Dataset entries
— BEGIN —

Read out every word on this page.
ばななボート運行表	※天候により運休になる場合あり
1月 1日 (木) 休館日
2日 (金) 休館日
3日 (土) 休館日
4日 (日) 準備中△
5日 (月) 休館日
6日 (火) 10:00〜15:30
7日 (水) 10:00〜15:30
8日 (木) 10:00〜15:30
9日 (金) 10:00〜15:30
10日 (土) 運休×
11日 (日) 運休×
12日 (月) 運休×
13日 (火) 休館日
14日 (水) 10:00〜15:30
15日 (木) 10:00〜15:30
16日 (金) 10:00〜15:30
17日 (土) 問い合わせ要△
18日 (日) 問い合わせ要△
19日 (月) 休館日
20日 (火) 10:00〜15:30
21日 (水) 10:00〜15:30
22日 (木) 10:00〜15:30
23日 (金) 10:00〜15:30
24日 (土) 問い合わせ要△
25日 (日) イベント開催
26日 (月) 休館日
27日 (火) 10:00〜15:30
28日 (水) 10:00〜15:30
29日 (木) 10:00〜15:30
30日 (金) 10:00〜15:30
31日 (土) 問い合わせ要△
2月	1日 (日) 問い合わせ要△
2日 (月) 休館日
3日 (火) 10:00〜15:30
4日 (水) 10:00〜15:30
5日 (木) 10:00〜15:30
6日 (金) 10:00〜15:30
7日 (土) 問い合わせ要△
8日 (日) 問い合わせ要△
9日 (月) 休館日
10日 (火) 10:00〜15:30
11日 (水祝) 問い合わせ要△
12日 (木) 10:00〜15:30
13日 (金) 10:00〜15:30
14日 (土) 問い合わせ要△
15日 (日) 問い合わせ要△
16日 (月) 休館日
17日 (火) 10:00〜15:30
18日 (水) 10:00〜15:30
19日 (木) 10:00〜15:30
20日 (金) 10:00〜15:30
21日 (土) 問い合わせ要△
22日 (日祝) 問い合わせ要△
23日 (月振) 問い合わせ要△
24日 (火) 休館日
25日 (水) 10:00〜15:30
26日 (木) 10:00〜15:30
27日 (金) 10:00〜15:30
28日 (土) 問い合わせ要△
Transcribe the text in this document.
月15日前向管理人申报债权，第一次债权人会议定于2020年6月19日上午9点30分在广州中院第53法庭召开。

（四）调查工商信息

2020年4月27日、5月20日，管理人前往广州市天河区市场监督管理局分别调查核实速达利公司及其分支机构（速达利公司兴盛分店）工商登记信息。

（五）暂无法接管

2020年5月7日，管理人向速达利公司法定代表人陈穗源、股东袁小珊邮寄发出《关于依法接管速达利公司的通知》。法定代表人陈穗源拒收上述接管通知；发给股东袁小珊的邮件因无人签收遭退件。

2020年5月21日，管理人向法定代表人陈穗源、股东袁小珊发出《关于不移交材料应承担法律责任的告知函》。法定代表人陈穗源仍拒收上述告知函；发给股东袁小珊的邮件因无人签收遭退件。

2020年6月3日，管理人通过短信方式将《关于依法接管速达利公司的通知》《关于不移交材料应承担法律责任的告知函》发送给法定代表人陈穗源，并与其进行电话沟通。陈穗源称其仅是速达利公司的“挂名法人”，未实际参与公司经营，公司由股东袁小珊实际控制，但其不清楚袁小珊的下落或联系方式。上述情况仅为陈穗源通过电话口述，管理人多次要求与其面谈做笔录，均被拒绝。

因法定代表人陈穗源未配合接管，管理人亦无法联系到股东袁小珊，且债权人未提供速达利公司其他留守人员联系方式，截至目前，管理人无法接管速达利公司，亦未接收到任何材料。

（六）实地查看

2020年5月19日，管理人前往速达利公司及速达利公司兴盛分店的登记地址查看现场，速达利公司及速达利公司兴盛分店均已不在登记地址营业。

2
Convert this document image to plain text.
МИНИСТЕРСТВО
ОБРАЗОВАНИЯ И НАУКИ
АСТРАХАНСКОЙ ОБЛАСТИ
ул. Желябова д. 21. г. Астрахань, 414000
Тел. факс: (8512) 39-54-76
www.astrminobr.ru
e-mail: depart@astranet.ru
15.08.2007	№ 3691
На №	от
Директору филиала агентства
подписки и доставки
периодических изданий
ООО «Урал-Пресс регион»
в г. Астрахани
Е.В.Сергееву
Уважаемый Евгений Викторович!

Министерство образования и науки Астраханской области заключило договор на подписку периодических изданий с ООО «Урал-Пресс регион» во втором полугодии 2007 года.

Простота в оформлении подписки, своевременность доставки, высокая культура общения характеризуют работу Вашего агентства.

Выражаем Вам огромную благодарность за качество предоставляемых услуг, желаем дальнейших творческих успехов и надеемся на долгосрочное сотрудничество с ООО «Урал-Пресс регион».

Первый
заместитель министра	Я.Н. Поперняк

— END —

Written exercise:
Quote, word for word, every line starting at the one that contains "Convert this document image to plain text." and ending with the final line of the entries.

The reply:
Convert this document image to plain text.
МИНИСТЕРСТВО
ОБРАЗОВАНИЯ И НАУКИ
АСТРАХАНСКОЙ ОБЛАСТИ
ул. Желябова д. 21. г. Астрахань, 414000
Тел. факс: (8512) 39-54-76
www.astrminobr.ru
e-mail: depart@astranet.ru
15.08.2007	№ 3691
На №	от
Директору филиала агентства
подписки и доставки
периодических изданий
ООО «Урал-Пресс регион»
в г. Астрахани
Е.В.Сергееву
Уважаемый Евгений Викторович!

Министерство образования и науки Астраханской области заключило договор на подписку периодических изданий с ООО «Урал-Пресс регион» во втором полугодии 2007 года.

Простота в оформлении подписки, своевременность доставки, высокая культура общения характеризуют работу Вашего агентства.

Выражаем Вам огромную благодарность за качество предоставляемых услуг, желаем дальнейших творческих успехов и надеемся на долгосрочное сотрудничество с ООО «Урал-Пресс регион».

Первый
заместитель министра	Я.Н. Поперняк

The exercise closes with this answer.